Instructions for the task:
The records below are to be quoted in full; please keep every word exact.

Listed entries:
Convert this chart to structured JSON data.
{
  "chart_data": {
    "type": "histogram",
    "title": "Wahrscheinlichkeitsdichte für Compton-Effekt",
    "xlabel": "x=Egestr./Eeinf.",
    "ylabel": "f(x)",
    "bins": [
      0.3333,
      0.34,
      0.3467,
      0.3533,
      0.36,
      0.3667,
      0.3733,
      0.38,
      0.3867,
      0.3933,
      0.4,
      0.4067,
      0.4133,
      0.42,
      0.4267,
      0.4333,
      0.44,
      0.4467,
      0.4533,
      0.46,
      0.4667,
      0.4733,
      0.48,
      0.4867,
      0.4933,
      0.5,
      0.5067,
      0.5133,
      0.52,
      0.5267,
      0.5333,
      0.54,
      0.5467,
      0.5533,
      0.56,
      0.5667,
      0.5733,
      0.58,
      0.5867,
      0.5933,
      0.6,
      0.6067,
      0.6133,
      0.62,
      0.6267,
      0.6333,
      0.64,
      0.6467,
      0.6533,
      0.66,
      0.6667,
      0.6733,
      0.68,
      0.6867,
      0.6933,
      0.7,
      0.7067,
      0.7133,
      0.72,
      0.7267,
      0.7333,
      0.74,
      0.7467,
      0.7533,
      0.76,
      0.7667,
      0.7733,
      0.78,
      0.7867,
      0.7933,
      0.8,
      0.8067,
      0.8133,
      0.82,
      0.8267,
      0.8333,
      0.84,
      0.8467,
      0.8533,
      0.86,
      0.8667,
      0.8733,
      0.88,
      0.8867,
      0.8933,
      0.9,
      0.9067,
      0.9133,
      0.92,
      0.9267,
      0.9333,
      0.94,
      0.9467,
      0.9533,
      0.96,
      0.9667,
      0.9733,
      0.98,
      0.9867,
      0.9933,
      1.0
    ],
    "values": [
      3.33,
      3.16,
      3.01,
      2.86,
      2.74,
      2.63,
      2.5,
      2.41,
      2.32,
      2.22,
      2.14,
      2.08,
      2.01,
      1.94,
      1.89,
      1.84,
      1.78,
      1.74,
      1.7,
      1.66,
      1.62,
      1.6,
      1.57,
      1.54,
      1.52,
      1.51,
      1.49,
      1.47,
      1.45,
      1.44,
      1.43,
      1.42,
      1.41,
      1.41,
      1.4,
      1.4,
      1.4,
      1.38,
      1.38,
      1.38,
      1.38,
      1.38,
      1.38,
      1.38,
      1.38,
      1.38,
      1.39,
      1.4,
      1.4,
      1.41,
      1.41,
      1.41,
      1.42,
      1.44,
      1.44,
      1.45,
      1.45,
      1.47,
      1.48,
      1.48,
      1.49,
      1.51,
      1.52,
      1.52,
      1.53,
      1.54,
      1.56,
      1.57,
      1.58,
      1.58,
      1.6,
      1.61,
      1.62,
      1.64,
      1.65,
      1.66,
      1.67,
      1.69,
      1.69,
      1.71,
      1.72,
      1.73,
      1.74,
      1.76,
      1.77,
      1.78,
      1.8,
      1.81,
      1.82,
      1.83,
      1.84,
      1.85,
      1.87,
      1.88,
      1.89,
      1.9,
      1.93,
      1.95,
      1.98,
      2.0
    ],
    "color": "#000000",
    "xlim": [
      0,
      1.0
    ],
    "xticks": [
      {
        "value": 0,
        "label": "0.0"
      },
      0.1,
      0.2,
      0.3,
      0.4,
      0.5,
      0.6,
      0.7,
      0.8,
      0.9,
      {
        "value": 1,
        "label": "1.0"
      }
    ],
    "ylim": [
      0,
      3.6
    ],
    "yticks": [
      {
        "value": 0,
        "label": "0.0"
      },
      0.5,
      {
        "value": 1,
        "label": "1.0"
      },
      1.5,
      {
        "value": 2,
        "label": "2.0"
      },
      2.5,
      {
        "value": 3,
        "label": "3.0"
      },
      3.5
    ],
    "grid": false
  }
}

Complete output:
Convert this chart to structured JSON data.
{
  "chart_data": {
    "type": "histogram",
    "title": "Wahrscheinlichkeitsdichte für Compton-Effekt",
    "xlabel": "x=Egestr./Eeinf.",
    "ylabel": "f(x)",
    "bins": [
      0.3333,
      0.34,
      0.3467,
      0.3533,
      0.36,
      0.3667,
      0.3733,
      0.38,
      0.3867,
      0.3933,
      0.4,
      0.4067,
      0.4133,
      0.42,
      0.4267,
      0.4333,
      0.44,
      0.4467,
      0.4533,
      0.46,
      0.4667,
      0.4733,
      0.48,
      0.4867,
      0.4933,
      0.5,
      0.5067,
      0.5133,
      0.52,
      0.5267,
      0.5333,
      0.54,
      0.5467,
      0.5533,
      0.56,
      0.5667,
      0.5733,
      0.58,
      0.5867,
      0.5933,
      0.6,
      0.6067,
      0.6133,
      0.62,
      0.6267,
      0.6333,
      0.64,
      0.6467,
      0.6533,
      0.66,
      0.6667,
      0.6733,
      0.68,
      0.6867,
      0.6933,
      0.7,
      0.7067,
      0.7133,
      0.72,
      0.7267,
      0.7333,
      0.74,
      0.7467,
      0.7533,
      0.76,
      0.7667,
      0.7733,
      0.78,
      0.7867,
      0.7933,
      0.8,
      0.8067,
      0.8133,
      0.82,
      0.8267,
      0.8333,
      0.84,
      0.8467,
      0.8533,
      0.86,
      0.8667,
      0.8733,
      0.88,
      0.8867,
      0.8933,
      0.9,
      0.9067,
      0.9133,
      0.92,
      0.9267,
      0.9333,
      0.94,
      0.9467,
      0.9533,
      0.96,
      0.9667,
      0.9733,
      0.98,
      0.9867,
      0.9933,
      1.0
    ],
    "values": [
      3.33,
      3.16,
      3.01,
      2.86,
      2.74,
      2.63,
      2.5,
      2.41,
      2.32,
      2.22,
      2.14,
      2.08,
      2.01,
      1.94,
      1.89,
      1.84,
      1.78,
      1.74,
      1.7,
      1.66,
      1.62,
      1.6,
      1.57,
      1.54,
      1.52,
      1.51,
      1.49,
      1.47,
      1.45,
      1.44,
      1.43,
      1.42,
      1.41,
      1.41,
      1.4,
      1.4,
      1.4,
      1.38,
      1.38,
      1.38,
      1.38,
      1.38,
      1.38,
      1.38,
      1.38,
      1.38,
      1.39,
      1.4,
      1.4,
      1.41,
      1.41,
      1.41,
      1.42,
      1.44,
      1.44,
      1.45,
      1.45,
      1.47,
      1.48,
      1.48,
      1.49,
      1.51,
      1.52,
      1.52,
      1.53,
      1.54,
      1.56,
      1.57,
      1.58,
      1.58,
      1.6,
      1.61,
      1.62,
      1.64,
      1.65,
      1.66,
      1.67,
      1.69,
      1.69,
      1.71,
      1.72,
      1.73,
      1.74,
      1.76,
      1.77,
      1.78,
      1.8,
      1.81,
      1.82,
      1.83,
      1.84,
      1.85,
      1.87,
      1.88,
      1.89,
      1.9,
      1.93,
      1.95,
      1.98,
      2.0
    ],
    "color": "#000000",
    "xlim": [
      0,
      1.0
    ],
    "xticks": [
      {
        "value": 0,
        "label": "0.0"
      },
      0.1,
      0.2,
      0.3,
      0.4,
      0.5,
      0.6,
      0.7,
      0.8,
      0.9,
      {
        "value": 1,
        "label": "1.0"
      }
    ],
    "ylim": [
      0,
      3.6
    ],
    "yticks": [
      {
        "value": 0,
        "label": "0.0"
      },
      0.5,
      {
        "value": 1,
        "label": "1.0"
      },
      1.5,
      {
        "value": 2,
        "label": "2.0"
      },
      2.5,
      {
        "value": 3,
        "label": "3.0"
      },
      3.5
    ],
    "grid": false
  }
}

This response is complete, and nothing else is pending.